=== 提供テキスト ===
相変わらず暑くて寝苦しい日が続きますね。
最近は部屋の窓を開けてないと酸欠になりそうです。
皆さんも熱中症などにお気をつけて。
そんなこんなで本日紹介するのは、年々勢力を強めているサメコンテンツの要素を全面に押し出したスラッシャーホラー。
今作に登場するサメは神出鬼没な幽霊体で「普段は電子の海に潜み、パソコンやスマホの画面から飛び出してきて人間を襲う」という恐ろしげな能力を持っています。
サメ映画界では割とありがちというか控えめな設定ですね。
本作はあらすじにもある通り「ネット上の誹謗中傷やデマ」という社会問題をテーマにしていて、その被害者が社会に復讐するというストーリーがしっかりと描かれています。
サメコンテンツは下手に手を出すと物語部分がおろそかになりがちですが、本作は社会派サメ小説としての読み応えがあって、個人的にはとてもバランスが良いと思いました。
【本作の良いところ】
なんといってもスラッシャーパートの爽快感と背徳感がやばいです。
本作のサメの被害者はみな、誹謗中傷やデマ拡散に加担したネットユーザーたち。
=== 提供情報 ===
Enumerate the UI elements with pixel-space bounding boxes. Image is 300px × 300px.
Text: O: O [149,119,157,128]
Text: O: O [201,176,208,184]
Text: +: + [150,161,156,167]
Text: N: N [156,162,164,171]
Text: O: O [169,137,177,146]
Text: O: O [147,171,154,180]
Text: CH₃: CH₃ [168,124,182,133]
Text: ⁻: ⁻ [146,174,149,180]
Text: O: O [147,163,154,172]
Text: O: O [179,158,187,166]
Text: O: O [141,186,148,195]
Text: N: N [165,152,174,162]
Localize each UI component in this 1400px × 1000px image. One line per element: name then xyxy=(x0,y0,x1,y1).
===
=== 提供情報 ===
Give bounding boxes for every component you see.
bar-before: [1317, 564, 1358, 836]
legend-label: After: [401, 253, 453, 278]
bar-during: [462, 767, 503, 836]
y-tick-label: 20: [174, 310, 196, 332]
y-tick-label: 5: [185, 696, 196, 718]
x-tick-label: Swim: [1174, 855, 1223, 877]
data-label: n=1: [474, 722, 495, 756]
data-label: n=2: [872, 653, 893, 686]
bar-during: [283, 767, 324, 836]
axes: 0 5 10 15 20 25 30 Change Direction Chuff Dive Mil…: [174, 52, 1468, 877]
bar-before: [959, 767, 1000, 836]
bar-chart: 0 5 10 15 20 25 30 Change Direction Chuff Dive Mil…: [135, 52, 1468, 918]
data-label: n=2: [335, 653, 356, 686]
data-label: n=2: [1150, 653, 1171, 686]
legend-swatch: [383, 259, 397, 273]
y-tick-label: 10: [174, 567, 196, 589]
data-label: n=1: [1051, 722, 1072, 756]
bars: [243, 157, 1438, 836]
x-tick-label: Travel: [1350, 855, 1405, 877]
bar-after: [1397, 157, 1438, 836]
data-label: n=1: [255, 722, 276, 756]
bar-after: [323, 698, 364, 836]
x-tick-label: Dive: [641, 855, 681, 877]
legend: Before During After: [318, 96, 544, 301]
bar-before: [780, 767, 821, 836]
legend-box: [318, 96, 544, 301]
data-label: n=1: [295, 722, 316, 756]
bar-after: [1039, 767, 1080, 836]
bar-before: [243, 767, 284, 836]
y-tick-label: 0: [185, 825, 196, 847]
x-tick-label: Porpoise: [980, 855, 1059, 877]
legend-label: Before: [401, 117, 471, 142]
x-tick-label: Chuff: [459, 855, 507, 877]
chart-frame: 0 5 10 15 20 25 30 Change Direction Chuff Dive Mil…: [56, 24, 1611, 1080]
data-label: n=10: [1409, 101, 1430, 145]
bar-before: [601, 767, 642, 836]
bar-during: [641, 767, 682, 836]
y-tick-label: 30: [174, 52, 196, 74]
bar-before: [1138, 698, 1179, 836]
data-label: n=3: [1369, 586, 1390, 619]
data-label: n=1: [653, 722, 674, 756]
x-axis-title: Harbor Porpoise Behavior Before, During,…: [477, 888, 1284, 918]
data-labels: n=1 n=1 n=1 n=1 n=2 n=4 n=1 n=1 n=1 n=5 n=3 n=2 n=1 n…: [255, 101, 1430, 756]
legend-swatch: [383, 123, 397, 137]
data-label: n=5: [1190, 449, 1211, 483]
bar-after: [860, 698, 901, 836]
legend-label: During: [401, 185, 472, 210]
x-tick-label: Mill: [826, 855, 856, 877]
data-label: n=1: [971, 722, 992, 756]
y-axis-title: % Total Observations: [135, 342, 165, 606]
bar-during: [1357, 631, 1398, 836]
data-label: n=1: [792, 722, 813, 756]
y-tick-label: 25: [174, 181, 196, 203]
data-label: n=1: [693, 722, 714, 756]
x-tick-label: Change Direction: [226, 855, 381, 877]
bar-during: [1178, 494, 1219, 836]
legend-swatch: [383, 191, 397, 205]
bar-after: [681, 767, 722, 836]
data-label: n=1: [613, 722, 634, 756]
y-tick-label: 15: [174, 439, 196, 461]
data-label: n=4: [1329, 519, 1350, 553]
===
=== 提供情報 ===
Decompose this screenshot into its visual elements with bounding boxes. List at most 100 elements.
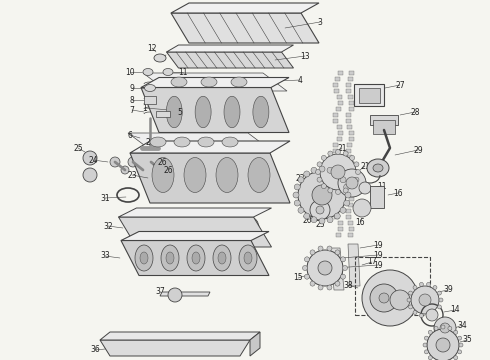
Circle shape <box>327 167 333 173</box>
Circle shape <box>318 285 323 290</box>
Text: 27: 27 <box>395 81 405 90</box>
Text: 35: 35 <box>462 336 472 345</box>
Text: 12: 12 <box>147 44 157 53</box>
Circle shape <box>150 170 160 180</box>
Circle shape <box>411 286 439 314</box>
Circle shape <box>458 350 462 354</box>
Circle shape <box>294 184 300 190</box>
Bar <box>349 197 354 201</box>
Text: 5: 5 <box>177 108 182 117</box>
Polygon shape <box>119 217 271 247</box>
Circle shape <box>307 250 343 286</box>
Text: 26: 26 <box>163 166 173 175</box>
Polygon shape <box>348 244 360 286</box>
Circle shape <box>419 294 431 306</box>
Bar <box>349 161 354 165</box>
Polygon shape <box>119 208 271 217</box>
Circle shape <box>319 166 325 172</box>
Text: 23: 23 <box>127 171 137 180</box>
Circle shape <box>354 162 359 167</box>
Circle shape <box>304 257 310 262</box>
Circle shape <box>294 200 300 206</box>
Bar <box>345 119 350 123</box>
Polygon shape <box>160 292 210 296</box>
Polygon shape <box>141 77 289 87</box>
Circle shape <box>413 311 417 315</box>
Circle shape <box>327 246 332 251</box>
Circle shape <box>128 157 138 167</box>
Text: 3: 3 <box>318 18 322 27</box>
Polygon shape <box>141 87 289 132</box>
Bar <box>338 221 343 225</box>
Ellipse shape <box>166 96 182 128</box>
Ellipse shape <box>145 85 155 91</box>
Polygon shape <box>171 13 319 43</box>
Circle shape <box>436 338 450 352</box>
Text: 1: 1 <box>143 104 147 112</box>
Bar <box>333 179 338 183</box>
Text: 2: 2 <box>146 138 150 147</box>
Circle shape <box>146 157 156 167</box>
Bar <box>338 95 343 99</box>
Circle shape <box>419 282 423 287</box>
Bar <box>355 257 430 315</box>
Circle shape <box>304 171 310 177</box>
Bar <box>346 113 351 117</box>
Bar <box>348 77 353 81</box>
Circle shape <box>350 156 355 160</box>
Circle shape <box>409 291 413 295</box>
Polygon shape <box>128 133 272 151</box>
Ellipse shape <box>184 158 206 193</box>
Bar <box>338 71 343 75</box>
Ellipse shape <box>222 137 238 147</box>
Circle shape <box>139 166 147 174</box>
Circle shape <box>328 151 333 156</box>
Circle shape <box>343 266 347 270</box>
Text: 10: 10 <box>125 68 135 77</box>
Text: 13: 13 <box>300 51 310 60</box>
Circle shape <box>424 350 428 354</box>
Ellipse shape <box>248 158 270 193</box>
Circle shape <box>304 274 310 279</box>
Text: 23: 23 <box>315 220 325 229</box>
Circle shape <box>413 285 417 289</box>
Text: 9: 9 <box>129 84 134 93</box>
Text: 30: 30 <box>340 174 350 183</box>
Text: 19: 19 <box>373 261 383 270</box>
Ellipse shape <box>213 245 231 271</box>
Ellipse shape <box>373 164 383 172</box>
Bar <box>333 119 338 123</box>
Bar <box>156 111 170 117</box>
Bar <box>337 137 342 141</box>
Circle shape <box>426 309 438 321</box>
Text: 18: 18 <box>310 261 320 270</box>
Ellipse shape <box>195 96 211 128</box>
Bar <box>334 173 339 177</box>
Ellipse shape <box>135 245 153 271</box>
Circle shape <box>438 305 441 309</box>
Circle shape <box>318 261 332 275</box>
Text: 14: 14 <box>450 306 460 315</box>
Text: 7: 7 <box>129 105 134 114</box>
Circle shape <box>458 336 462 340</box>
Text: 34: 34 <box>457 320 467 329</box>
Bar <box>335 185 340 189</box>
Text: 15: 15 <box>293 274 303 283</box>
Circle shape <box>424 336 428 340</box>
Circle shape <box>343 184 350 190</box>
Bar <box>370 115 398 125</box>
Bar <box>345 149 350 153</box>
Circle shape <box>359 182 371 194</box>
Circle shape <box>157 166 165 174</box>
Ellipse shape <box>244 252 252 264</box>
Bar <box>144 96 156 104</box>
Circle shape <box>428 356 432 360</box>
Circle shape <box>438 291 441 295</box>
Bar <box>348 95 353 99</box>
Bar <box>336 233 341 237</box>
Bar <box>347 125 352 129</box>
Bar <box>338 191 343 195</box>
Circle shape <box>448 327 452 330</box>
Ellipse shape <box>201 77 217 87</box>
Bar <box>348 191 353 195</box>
===
記述課題 1: サメ小説の紹介文では、本作のサメの被害者はどんな人たちだとされていますか。
記述課題 2: サメ小説の紹介文を、最後の文のあとから書き継いでください。

記述回答 1: 誹謗中傷やデマ拡散に加担したネットユーザーたちです。

記述回答 2:
作中では徹底的にゲスな悪人として描かれているので、次々とサメに喰い殺されても自業自得感があってあまり同情が沸きません。
描写もマイルドですし。
なので読み手としてもストレスを感じにくいですし、テンポよくどんどん被害が拡大していくさまは妙な爽快感があるんですよね。
これはサメを応援しながら読むべき作品だと感じました。
一方、作品から一歩離れて考えてみると、気軽に誰かを傷つけることができるこのネット社会に生きている私たちもまた、いつかこの被害者たちと同じ末路を迎えないとも限りません。
無意識なネット投稿で、傷つく誰かがいるかもしれないのですから。
ネット上における加害者と被害者がいつでもひっくり返るコインの表裏であることも、本作では実に丁寧に描かれています。
ネット上での物言いには気を付けようと改めて思わされました。
【本作の気になった点】
ジャンルの宿命とは思いますが、サメが出てくるとどうしてもホラー感が薄れてしまいますね。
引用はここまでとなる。